• REQUIREMENT
Copy, from the entries below, each line in which the string "background" appears.

##### DATA FOR PROCESSING #####

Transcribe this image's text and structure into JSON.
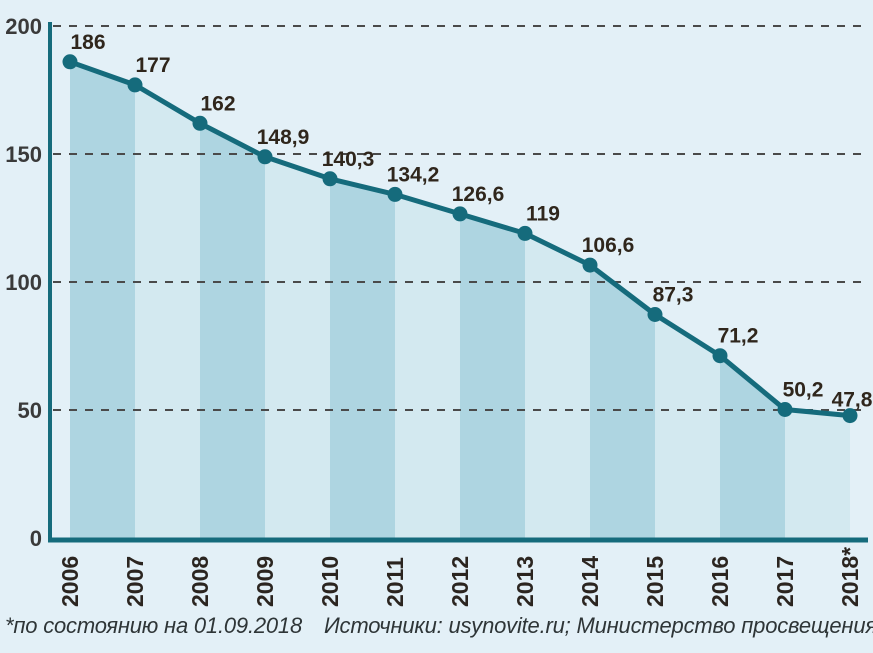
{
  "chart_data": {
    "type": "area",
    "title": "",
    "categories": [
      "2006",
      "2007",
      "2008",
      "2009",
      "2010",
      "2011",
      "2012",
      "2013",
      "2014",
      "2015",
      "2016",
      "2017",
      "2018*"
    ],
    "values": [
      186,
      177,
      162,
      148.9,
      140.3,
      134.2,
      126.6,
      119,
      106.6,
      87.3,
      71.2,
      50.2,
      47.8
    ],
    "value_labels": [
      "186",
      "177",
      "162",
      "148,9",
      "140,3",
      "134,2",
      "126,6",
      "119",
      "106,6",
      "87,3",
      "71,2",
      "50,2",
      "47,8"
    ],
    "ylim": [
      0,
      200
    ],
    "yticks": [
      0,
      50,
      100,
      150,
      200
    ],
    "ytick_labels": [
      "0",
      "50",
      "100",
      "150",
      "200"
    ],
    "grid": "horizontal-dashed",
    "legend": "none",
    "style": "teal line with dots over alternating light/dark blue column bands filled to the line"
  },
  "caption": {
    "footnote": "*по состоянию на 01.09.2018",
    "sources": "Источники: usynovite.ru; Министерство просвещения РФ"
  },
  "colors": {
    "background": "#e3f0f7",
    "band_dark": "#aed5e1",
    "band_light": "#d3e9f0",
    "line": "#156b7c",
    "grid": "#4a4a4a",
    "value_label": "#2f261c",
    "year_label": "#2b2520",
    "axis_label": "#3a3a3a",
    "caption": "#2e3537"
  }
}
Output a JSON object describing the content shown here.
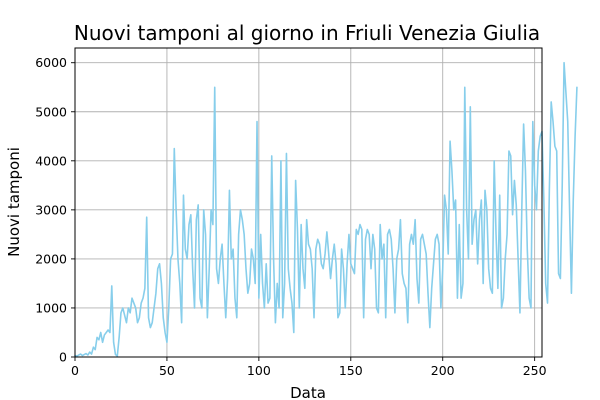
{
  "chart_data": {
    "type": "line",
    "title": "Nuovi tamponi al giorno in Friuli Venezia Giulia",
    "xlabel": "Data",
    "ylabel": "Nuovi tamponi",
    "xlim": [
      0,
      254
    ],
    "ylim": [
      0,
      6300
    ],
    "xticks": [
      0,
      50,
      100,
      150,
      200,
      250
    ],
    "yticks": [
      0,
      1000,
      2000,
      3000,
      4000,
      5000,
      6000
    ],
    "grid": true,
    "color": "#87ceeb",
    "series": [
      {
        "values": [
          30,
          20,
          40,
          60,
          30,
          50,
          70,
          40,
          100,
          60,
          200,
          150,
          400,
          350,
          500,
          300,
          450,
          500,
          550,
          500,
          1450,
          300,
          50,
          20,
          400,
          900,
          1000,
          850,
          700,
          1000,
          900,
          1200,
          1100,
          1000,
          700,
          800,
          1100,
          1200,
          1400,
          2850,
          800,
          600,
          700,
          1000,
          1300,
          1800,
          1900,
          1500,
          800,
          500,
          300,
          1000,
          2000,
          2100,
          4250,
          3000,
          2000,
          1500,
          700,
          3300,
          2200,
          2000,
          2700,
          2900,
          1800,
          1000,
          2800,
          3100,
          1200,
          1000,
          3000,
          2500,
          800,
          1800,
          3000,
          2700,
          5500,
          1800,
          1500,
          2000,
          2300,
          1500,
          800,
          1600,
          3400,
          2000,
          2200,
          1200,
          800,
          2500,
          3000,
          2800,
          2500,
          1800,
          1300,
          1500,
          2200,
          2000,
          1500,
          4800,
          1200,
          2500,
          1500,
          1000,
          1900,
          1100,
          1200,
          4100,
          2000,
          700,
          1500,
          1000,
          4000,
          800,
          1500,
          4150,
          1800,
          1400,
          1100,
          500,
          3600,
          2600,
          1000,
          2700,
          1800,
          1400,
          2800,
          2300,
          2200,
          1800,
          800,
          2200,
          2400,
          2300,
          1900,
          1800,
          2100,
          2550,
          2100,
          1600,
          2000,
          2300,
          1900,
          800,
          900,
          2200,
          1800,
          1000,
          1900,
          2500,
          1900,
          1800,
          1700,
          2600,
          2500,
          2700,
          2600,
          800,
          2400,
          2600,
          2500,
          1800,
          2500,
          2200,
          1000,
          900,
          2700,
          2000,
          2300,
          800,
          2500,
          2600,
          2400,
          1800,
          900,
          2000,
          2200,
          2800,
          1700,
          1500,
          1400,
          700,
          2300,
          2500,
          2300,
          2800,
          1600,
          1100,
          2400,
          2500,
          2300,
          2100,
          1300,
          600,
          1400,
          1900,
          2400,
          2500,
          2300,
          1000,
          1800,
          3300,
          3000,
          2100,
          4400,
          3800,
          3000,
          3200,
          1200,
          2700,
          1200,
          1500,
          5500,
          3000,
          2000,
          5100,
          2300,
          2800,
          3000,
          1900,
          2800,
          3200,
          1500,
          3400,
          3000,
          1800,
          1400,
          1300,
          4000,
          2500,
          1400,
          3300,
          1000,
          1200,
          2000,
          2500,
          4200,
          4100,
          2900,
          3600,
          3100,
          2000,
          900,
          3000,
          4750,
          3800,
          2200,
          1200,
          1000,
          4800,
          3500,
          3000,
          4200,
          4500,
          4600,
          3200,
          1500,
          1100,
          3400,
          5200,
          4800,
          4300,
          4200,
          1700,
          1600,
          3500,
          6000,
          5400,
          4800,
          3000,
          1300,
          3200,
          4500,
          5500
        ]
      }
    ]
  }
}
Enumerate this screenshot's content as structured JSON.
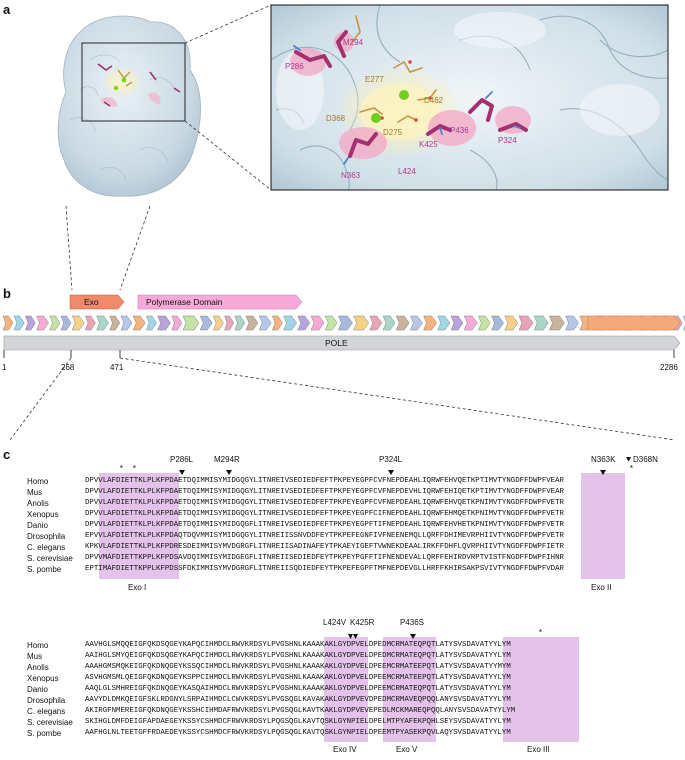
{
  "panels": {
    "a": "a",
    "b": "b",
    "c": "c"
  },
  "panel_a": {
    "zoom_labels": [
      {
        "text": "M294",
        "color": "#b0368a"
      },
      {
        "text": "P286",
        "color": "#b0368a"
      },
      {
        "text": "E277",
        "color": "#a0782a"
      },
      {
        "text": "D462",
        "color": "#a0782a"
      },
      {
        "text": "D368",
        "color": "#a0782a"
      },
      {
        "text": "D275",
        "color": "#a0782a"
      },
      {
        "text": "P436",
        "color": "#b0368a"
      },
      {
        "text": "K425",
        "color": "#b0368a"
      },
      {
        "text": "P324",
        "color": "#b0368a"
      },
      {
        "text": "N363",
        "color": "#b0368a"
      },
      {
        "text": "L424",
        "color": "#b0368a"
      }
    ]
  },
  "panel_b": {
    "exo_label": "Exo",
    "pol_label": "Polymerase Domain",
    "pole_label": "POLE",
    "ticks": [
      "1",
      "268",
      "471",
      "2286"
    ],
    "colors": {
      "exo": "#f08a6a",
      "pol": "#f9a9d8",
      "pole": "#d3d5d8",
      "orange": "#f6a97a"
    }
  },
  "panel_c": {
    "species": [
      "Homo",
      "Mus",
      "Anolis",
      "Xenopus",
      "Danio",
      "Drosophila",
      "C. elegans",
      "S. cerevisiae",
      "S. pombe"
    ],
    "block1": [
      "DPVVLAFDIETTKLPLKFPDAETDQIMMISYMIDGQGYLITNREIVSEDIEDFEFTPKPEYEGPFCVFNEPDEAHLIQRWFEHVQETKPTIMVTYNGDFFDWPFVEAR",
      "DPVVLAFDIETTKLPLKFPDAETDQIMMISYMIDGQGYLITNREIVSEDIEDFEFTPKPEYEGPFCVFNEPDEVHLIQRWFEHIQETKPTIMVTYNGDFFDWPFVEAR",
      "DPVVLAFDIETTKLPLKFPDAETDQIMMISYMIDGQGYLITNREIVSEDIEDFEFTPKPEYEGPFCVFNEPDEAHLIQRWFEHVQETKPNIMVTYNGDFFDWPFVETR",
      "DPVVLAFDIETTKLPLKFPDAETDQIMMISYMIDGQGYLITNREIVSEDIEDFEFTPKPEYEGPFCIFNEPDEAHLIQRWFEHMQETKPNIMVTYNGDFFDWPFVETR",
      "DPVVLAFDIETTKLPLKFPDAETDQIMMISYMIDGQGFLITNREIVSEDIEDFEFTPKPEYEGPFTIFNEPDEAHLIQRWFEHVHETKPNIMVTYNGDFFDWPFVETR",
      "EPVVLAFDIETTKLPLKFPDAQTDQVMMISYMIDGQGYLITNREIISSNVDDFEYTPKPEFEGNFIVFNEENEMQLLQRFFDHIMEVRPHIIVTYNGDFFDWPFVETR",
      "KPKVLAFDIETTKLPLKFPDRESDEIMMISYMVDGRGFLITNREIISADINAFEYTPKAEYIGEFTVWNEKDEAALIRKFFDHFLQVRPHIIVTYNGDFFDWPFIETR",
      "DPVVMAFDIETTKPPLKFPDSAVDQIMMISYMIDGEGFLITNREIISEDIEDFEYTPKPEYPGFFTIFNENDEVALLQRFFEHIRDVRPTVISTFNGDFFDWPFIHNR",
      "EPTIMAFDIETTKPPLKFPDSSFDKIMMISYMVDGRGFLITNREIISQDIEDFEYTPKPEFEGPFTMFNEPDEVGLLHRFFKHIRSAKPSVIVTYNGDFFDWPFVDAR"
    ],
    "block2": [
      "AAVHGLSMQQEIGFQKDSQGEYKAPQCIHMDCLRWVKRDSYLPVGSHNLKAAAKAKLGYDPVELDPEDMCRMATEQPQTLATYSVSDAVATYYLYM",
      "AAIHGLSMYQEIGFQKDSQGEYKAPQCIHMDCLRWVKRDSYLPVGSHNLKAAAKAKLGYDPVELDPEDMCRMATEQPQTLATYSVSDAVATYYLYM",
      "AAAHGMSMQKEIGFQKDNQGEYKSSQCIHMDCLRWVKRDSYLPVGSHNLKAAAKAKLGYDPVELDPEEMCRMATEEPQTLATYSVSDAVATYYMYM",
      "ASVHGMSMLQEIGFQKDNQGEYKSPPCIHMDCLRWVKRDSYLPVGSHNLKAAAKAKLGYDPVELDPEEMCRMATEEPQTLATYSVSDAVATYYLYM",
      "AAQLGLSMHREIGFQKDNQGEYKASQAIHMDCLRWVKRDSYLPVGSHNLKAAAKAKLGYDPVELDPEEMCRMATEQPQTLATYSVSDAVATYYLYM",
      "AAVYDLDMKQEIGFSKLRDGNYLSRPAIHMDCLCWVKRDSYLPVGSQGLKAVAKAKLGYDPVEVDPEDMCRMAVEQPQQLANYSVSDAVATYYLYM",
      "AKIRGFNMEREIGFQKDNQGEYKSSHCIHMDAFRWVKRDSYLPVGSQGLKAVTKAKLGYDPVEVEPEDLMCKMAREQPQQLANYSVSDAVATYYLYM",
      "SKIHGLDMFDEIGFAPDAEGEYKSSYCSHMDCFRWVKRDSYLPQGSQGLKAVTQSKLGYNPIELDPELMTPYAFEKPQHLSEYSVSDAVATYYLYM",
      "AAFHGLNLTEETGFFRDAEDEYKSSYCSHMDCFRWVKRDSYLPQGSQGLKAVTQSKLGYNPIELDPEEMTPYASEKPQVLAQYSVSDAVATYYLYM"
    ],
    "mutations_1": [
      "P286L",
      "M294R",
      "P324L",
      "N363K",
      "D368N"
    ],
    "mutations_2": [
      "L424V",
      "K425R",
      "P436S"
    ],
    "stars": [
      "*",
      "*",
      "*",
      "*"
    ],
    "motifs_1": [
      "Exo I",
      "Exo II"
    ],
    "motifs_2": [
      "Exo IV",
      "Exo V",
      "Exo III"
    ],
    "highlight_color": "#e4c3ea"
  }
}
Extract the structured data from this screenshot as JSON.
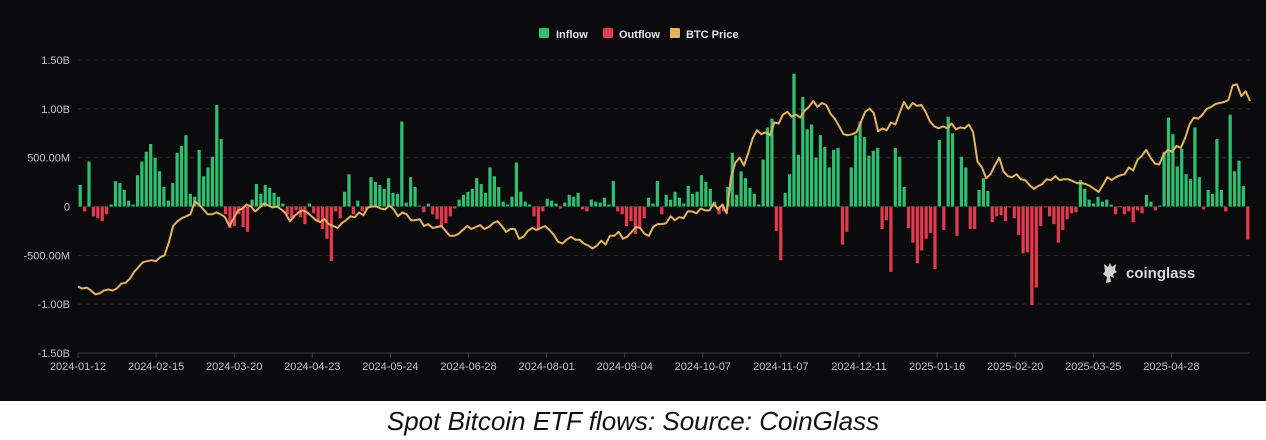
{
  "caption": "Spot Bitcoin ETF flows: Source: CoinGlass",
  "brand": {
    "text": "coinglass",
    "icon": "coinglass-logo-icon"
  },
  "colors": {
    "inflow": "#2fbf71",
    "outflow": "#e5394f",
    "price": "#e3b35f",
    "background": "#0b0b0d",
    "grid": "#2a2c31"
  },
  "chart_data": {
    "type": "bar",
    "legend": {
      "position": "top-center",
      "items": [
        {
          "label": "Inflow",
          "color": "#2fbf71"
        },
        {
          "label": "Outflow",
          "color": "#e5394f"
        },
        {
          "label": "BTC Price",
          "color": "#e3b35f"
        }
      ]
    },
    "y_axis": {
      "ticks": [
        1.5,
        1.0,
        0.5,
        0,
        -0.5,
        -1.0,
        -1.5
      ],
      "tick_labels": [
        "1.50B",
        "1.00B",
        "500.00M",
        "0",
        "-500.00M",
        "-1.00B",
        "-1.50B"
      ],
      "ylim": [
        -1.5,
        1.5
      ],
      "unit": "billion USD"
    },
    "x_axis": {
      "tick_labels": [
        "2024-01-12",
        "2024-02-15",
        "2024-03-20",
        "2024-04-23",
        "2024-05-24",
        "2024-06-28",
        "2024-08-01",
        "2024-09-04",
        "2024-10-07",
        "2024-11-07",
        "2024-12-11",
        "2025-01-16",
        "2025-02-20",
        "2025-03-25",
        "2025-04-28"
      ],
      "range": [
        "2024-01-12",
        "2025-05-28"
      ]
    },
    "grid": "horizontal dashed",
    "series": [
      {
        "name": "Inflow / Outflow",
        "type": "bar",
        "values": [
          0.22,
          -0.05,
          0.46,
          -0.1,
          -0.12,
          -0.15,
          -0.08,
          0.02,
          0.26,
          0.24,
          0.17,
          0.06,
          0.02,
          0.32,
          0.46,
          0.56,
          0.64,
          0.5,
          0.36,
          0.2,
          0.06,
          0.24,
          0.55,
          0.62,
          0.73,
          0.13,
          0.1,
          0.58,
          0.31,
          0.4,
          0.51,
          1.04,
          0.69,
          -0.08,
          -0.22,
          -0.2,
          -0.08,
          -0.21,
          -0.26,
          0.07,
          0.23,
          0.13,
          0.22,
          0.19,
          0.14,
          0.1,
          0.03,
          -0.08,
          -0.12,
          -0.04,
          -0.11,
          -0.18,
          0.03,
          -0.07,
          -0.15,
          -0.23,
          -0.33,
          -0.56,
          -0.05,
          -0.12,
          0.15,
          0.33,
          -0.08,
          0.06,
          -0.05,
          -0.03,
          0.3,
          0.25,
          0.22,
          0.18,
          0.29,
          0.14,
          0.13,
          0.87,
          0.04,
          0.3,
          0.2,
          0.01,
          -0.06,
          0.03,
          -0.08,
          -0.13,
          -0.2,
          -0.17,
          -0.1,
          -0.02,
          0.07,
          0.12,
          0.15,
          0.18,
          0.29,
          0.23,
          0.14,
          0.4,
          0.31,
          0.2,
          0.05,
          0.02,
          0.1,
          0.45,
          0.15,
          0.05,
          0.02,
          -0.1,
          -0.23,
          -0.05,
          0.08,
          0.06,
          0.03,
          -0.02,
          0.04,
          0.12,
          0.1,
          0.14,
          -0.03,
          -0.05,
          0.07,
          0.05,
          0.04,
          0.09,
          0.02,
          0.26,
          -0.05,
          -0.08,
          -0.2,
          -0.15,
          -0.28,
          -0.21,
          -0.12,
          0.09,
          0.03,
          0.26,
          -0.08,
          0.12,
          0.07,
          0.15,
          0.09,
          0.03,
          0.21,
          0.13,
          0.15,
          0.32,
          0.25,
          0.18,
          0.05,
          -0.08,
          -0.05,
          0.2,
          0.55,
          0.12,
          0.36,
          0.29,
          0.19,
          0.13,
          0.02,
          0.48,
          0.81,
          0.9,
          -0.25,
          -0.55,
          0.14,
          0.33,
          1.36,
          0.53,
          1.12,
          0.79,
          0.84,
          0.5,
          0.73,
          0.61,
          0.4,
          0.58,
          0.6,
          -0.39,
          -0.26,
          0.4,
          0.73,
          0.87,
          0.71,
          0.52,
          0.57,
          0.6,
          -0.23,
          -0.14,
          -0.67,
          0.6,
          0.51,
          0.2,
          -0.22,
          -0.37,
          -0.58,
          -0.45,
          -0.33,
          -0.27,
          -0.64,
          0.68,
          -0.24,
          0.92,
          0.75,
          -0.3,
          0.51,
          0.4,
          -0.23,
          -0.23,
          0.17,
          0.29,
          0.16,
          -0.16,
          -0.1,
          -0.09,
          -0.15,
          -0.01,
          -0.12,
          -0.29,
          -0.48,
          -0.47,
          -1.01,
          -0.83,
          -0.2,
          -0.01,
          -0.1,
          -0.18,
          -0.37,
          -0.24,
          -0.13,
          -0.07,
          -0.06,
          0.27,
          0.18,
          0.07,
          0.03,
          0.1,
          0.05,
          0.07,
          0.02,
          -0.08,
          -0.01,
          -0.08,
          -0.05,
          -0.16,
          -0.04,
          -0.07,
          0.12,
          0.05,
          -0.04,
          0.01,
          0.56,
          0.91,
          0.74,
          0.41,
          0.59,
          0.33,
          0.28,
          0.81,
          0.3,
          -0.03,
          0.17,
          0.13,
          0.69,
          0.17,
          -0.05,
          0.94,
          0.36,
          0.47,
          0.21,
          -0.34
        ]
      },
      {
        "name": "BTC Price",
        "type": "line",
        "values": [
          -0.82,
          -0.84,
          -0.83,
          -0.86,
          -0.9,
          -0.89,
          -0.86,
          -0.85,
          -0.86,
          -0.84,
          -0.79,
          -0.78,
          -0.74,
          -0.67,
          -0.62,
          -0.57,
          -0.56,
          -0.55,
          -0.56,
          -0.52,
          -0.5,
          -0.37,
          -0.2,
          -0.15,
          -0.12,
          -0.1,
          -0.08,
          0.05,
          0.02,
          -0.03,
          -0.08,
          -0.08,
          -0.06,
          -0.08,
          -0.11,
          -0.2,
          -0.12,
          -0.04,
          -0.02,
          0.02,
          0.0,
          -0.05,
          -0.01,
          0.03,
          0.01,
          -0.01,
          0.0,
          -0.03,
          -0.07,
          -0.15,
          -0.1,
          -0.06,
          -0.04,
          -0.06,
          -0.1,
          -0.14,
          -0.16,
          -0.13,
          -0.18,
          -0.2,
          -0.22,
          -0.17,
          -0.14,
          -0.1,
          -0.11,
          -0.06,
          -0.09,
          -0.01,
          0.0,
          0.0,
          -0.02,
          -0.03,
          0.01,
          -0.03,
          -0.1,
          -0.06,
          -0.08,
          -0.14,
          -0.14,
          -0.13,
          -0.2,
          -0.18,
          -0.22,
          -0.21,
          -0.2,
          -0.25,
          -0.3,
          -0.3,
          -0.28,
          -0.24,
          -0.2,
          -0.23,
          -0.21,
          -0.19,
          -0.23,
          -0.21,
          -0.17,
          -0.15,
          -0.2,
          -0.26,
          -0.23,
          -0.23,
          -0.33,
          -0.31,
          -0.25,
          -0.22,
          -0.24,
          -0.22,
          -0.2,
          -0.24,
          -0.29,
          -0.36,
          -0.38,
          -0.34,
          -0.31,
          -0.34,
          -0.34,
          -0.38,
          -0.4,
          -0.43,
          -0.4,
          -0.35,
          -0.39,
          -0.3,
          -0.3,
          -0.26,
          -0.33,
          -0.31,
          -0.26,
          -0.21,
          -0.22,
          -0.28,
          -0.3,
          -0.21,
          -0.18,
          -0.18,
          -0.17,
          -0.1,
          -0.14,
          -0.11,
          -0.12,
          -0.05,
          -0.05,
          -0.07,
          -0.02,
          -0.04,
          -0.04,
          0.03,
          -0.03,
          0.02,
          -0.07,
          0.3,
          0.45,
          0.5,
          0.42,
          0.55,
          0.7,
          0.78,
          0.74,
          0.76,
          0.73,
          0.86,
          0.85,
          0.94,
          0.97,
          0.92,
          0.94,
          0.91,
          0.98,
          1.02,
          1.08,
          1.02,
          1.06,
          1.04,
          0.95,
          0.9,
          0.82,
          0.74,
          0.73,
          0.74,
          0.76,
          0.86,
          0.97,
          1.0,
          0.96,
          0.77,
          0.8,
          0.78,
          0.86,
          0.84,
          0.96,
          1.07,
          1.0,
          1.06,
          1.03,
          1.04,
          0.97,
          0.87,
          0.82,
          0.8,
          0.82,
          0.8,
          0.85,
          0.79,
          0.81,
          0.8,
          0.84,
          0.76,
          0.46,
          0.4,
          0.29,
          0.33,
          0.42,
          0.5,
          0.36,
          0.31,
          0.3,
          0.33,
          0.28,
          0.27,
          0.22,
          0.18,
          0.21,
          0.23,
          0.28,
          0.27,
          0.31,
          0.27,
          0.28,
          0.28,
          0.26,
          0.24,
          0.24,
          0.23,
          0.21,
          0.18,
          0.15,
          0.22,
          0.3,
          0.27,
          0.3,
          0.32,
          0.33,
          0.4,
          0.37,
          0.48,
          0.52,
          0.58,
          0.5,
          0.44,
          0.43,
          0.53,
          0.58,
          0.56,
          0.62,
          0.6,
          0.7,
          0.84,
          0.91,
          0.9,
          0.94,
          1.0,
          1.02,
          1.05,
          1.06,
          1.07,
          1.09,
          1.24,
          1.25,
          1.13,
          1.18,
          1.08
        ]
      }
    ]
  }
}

#####

• TASK RESPONSE
    "background": "#e3f0f7",
    "background": "#0b0b0d",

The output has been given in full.